** PROMPT **
Keep only the lines of the data below that contain "Enrichment", and copy them.

[Dataset entries on figures]
■ ■ ■

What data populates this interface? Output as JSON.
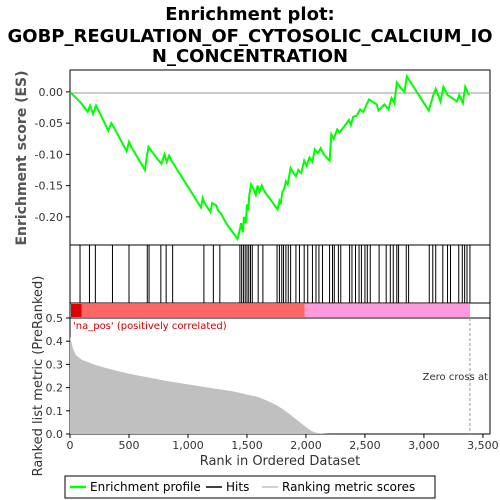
{
  "chart_data": {
    "type": "line",
    "title_lines": [
      "Enrichment plot:",
      "GOBP_REGULATION_OF_CYTOSOLIC_CALCIUM_IO",
      "N_CONCENTRATION"
    ],
    "es_panel": {
      "ylabel": "Enrichment score (ES)",
      "ylim": [
        -0.245,
        0.035
      ],
      "yticks": [
        0.0,
        -0.05,
        -0.1,
        -0.15,
        -0.2
      ],
      "ytick_labels": [
        "0.00",
        "-0.05",
        "-0.10",
        "-0.15",
        "-0.20"
      ],
      "series": {
        "name": "Enrichment profile",
        "color": "#00ff00",
        "x": [
          0,
          95,
          150,
          170,
          195,
          220,
          325,
          350,
          370,
          480,
          500,
          520,
          635,
          650,
          665,
          740,
          775,
          800,
          820,
          840,
          860,
          1110,
          1125,
          1140,
          1190,
          1205,
          1240,
          1255,
          1280,
          1330,
          1420,
          1440,
          1450,
          1465,
          1475,
          1490,
          1500,
          1510,
          1520,
          1535,
          1555,
          1575,
          1590,
          1605,
          1625,
          1650,
          1760,
          1775,
          1785,
          1800,
          1815,
          1830,
          1845,
          1870,
          1895,
          1915,
          1935,
          1960,
          1985,
          2005,
          2030,
          2055,
          2075,
          2100,
          2125,
          2150,
          2200,
          2215,
          2235,
          2265,
          2285,
          2365,
          2380,
          2400,
          2430,
          2460,
          2485,
          2510,
          2535,
          2600,
          2615,
          2665,
          2700,
          2725,
          2750,
          2770,
          2810,
          2835,
          2855,
          3040,
          3080,
          3100,
          3140,
          3165,
          3200,
          3280,
          3300,
          3330,
          3350,
          3380
        ],
        "y": [
          0.0,
          -0.018,
          -0.032,
          -0.022,
          -0.035,
          -0.022,
          -0.062,
          -0.05,
          -0.056,
          -0.095,
          -0.08,
          -0.088,
          -0.125,
          -0.105,
          -0.088,
          -0.107,
          -0.115,
          -0.1,
          -0.112,
          -0.102,
          -0.11,
          -0.185,
          -0.17,
          -0.178,
          -0.192,
          -0.178,
          -0.182,
          -0.19,
          -0.195,
          -0.212,
          -0.235,
          -0.22,
          -0.21,
          -0.225,
          -0.2,
          -0.21,
          -0.18,
          -0.19,
          -0.165,
          -0.148,
          -0.155,
          -0.165,
          -0.15,
          -0.16,
          -0.15,
          -0.16,
          -0.188,
          -0.175,
          -0.18,
          -0.16,
          -0.155,
          -0.143,
          -0.148,
          -0.122,
          -0.13,
          -0.135,
          -0.125,
          -0.13,
          -0.11,
          -0.118,
          -0.105,
          -0.112,
          -0.092,
          -0.098,
          -0.09,
          -0.1,
          -0.11,
          -0.068,
          -0.075,
          -0.06,
          -0.065,
          -0.045,
          -0.053,
          -0.04,
          -0.038,
          -0.028,
          -0.032,
          -0.022,
          -0.012,
          -0.02,
          -0.03,
          -0.02,
          -0.028,
          -0.01,
          -0.018,
          0.015,
          0.005,
          0.0,
          0.025,
          -0.03,
          -0.005,
          0.005,
          -0.015,
          0.008,
          -0.005,
          -0.015,
          -0.005,
          -0.018,
          0.008,
          -0.005
        ]
      }
    },
    "hits": [
      85,
      165,
      215,
      360,
      500,
      655,
      670,
      770,
      815,
      870,
      1135,
      1215,
      1270,
      1440,
      1455,
      1470,
      1485,
      1500,
      1515,
      1530,
      1545,
      1595,
      1635,
      1755,
      1775,
      1795,
      1810,
      1830,
      1850,
      1870,
      1915,
      1945,
      1985,
      2015,
      2055,
      2085,
      2110,
      2140,
      2200,
      2225,
      2240,
      2275,
      2295,
      2370,
      2390,
      2420,
      2450,
      2470,
      2500,
      2520,
      2545,
      2620,
      2680,
      2715,
      2740,
      2770,
      2785,
      2850,
      2870,
      3045,
      3075,
      3100,
      3160,
      3200,
      3225,
      3295,
      3325,
      3345,
      3365,
      3390
    ],
    "ranked_panel": {
      "ylabel": "Ranked list metric (PreRanked)",
      "xlabel": "Rank in Ordered Dataset",
      "ylim": [
        0.0,
        0.5
      ],
      "yticks": [
        0.0,
        0.1,
        0.2,
        0.3,
        0.4,
        0.5
      ],
      "ytick_labels": [
        "0.0",
        "0.1",
        "0.2",
        "0.3",
        "0.4",
        "0.5"
      ],
      "metric_x": [
        0,
        25,
        50,
        100,
        200,
        300,
        400,
        500,
        600,
        700,
        800,
        900,
        1000,
        1100,
        1200,
        1300,
        1400,
        1500,
        1550,
        1600,
        1650,
        1700,
        1750,
        1800,
        1850,
        1900,
        1950,
        2000,
        2050,
        2100,
        2150,
        2200,
        2250,
        3400
      ],
      "metric_y": [
        0.42,
        0.37,
        0.34,
        0.32,
        0.3,
        0.285,
        0.272,
        0.26,
        0.25,
        0.24,
        0.23,
        0.222,
        0.214,
        0.206,
        0.198,
        0.19,
        0.182,
        0.17,
        0.165,
        0.158,
        0.148,
        0.137,
        0.124,
        0.108,
        0.09,
        0.07,
        0.05,
        0.03,
        0.012,
        0.004,
        0.001,
        0.0,
        0.0,
        0.0
      ],
      "fill_color": "#c0c0c0",
      "na_pos_label": "'na_pos' (positively correlated)",
      "zero_cross_label": "Zero cross at",
      "zero_cross_x": 3390
    },
    "xlim": [
      0,
      3560
    ],
    "xticks": [
      0,
      500,
      1000,
      1500,
      2000,
      2500,
      3000,
      3500
    ],
    "xtick_labels": [
      "0",
      "500",
      "1,000",
      "1,500",
      "2,000",
      "2,500",
      "3,000",
      "3,500"
    ],
    "legend": {
      "items": [
        "Enrichment profile",
        "Hits",
        "Ranking metric scores"
      ],
      "placement": "bottom"
    },
    "colors": {
      "profile": "#00ff00",
      "hits": "#000000",
      "pos_bar": "#dd0000",
      "pos_bar_light": "#ff6666",
      "neg_bar": "#ff99dd",
      "na_pos_text": "#cc0000"
    }
  }
}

■ ■ ■

** TASK ANSWER **
      "Enrichment plot:",
      "ylabel": "Enrichment score (ES)",
        "name": "Enrichment profile",
        "Enrichment profile",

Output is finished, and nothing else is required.